● **OBJECTIVE**: Copy every line with the string "issuemanage" in it.

● **MATERIAL PROVIDED**:
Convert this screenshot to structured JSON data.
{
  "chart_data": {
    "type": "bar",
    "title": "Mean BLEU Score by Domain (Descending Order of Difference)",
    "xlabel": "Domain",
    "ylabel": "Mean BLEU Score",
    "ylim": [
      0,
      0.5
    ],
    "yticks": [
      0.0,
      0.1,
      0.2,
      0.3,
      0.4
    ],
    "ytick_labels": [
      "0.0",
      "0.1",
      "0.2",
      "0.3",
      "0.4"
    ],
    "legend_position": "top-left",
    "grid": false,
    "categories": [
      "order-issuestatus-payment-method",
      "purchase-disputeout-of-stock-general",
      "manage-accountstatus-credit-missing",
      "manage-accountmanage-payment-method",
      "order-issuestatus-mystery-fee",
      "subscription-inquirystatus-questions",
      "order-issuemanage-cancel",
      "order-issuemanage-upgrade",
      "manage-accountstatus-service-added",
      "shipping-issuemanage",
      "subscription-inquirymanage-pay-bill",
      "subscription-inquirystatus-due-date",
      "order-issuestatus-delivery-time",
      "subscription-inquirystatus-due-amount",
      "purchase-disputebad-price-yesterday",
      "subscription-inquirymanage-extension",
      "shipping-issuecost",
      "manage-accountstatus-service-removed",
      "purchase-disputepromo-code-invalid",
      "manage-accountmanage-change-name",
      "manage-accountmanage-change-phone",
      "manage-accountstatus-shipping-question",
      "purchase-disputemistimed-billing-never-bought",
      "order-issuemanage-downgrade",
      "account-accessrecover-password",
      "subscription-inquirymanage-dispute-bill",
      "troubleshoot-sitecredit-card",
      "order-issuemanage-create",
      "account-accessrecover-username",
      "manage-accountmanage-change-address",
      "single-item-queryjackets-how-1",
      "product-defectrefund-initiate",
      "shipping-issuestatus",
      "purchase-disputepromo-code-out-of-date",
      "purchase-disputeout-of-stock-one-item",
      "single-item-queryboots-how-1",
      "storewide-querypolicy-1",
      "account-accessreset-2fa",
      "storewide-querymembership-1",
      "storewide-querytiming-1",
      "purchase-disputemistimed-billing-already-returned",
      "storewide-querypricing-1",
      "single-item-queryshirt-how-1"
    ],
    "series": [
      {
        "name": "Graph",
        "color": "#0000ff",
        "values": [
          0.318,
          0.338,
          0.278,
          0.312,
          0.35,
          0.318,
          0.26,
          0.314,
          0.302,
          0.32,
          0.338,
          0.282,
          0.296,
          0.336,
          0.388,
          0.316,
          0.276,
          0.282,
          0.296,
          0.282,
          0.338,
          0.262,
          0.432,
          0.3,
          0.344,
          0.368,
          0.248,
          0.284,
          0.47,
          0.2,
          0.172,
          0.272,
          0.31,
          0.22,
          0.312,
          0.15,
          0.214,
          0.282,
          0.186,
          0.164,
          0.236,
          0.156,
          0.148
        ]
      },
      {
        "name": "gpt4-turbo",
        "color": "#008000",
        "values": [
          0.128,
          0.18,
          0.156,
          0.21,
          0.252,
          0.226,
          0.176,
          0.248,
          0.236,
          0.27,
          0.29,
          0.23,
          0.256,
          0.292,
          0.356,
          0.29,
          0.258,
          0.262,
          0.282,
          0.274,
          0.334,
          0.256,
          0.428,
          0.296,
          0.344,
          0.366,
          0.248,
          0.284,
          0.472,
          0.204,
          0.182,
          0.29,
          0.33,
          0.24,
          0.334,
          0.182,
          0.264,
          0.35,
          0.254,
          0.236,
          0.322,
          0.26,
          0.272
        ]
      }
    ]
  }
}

● **FINAL RESULT**:
      "order-issuemanage-cancel",
      "order-issuemanage-upgrade",
      "shipping-issuemanage",
      "order-issuemanage-downgrade",
      "order-issuemanage-create",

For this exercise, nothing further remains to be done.